:: Input material

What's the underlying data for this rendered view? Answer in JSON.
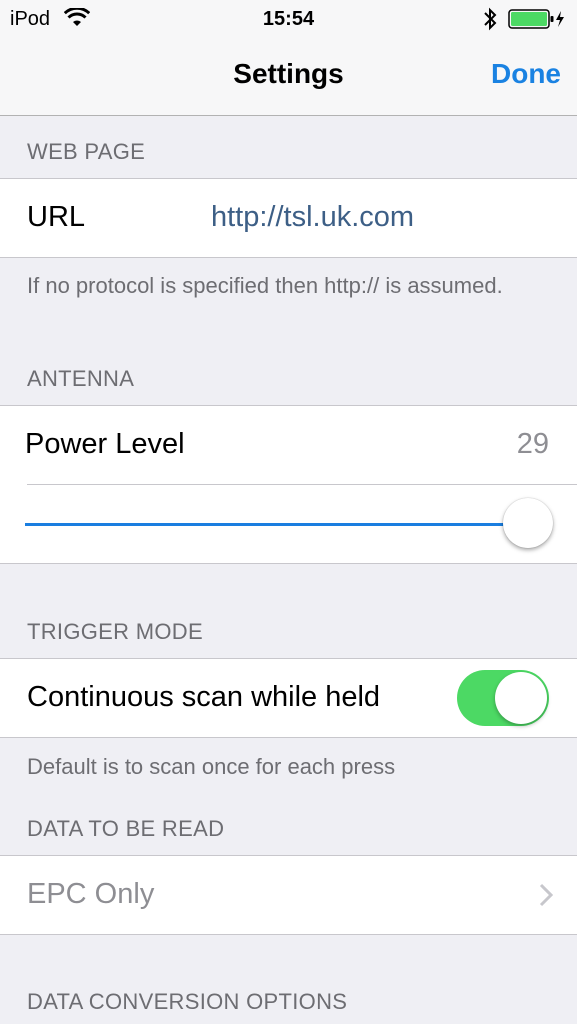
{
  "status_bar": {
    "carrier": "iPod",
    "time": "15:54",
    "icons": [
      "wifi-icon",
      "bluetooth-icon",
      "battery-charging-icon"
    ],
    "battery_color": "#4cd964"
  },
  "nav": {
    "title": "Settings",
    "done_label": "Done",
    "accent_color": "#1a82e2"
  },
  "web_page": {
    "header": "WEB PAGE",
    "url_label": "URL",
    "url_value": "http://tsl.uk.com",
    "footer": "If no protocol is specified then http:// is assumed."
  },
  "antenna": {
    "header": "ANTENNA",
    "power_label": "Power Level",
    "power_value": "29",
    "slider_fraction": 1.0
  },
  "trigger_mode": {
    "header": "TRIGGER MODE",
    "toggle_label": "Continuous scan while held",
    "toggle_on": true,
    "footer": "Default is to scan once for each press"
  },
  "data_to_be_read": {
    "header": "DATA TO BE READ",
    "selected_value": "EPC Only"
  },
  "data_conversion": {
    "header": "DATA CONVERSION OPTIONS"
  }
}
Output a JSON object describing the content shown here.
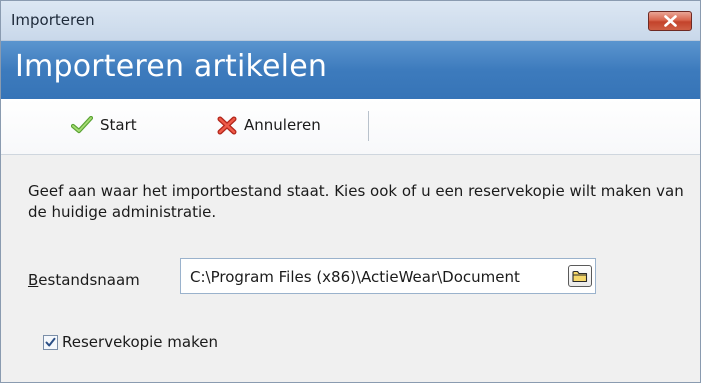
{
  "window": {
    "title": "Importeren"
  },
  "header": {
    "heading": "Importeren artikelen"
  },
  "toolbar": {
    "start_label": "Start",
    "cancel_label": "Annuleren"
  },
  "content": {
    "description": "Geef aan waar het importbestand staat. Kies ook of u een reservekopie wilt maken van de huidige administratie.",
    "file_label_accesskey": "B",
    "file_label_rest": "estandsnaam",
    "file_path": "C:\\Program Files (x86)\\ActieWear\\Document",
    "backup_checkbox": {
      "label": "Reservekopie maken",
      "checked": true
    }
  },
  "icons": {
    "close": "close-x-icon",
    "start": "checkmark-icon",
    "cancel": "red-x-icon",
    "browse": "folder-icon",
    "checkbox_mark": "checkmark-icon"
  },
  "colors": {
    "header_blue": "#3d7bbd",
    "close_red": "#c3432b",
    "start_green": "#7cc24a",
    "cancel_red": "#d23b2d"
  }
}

::::
:: Input material

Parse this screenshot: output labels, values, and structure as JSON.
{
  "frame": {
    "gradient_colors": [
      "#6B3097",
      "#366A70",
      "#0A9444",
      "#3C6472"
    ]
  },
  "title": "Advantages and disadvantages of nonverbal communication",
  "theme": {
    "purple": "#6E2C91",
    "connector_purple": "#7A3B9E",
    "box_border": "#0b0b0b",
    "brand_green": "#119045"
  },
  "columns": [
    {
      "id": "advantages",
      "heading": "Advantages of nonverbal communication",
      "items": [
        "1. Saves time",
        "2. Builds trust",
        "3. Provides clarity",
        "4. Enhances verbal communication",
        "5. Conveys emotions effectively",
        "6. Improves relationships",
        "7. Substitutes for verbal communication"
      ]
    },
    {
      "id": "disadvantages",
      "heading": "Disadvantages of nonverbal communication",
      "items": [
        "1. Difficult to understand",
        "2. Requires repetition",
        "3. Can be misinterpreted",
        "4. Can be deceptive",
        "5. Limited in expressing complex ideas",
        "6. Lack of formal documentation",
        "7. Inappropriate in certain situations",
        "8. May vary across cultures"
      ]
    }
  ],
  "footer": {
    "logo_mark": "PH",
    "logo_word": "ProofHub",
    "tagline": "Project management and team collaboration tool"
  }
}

::::
:: Input material

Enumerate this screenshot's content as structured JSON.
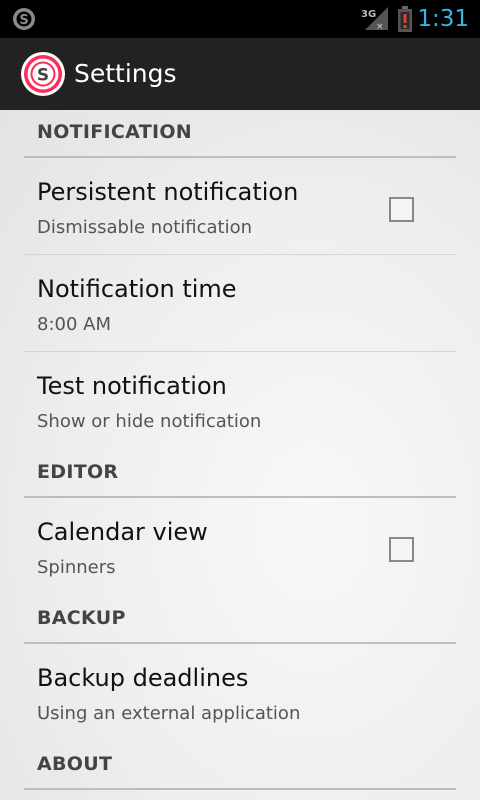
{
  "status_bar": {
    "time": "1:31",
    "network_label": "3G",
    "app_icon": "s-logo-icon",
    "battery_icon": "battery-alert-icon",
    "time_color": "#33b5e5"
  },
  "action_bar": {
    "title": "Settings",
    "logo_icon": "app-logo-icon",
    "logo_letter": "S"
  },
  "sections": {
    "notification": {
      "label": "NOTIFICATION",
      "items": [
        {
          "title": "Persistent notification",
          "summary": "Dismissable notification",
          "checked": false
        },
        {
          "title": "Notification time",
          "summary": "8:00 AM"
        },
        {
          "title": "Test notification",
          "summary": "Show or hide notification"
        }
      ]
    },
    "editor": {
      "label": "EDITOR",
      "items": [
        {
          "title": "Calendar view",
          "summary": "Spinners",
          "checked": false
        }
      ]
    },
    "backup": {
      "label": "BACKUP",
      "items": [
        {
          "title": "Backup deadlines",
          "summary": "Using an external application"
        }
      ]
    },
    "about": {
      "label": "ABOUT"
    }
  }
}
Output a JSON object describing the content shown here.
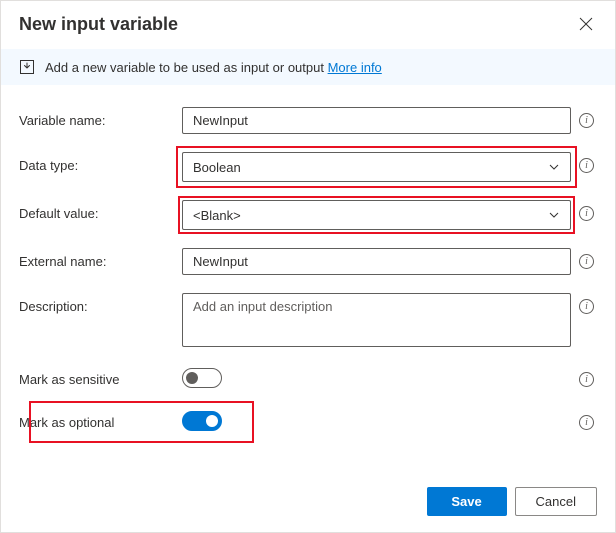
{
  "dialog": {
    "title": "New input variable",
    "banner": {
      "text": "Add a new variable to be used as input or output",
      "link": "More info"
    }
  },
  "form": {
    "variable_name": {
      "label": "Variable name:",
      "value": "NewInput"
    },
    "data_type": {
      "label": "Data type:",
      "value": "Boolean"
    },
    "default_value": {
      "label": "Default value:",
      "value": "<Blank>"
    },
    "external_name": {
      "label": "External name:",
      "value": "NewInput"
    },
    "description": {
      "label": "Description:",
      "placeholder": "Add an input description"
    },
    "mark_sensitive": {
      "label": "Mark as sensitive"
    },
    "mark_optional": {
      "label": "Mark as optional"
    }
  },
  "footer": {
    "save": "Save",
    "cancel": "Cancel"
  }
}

::::

◆ **Job**
Collect every line above that contains the word "communication".

◆ **Response**
  "title": "Advantages and disadvantages of nonverbal communication",
      "heading": "Advantages of nonverbal communication",
        "4. Enhances verbal communication",
        "7. Substitutes for verbal communication"
      "heading": "Disadvantages of nonverbal communication",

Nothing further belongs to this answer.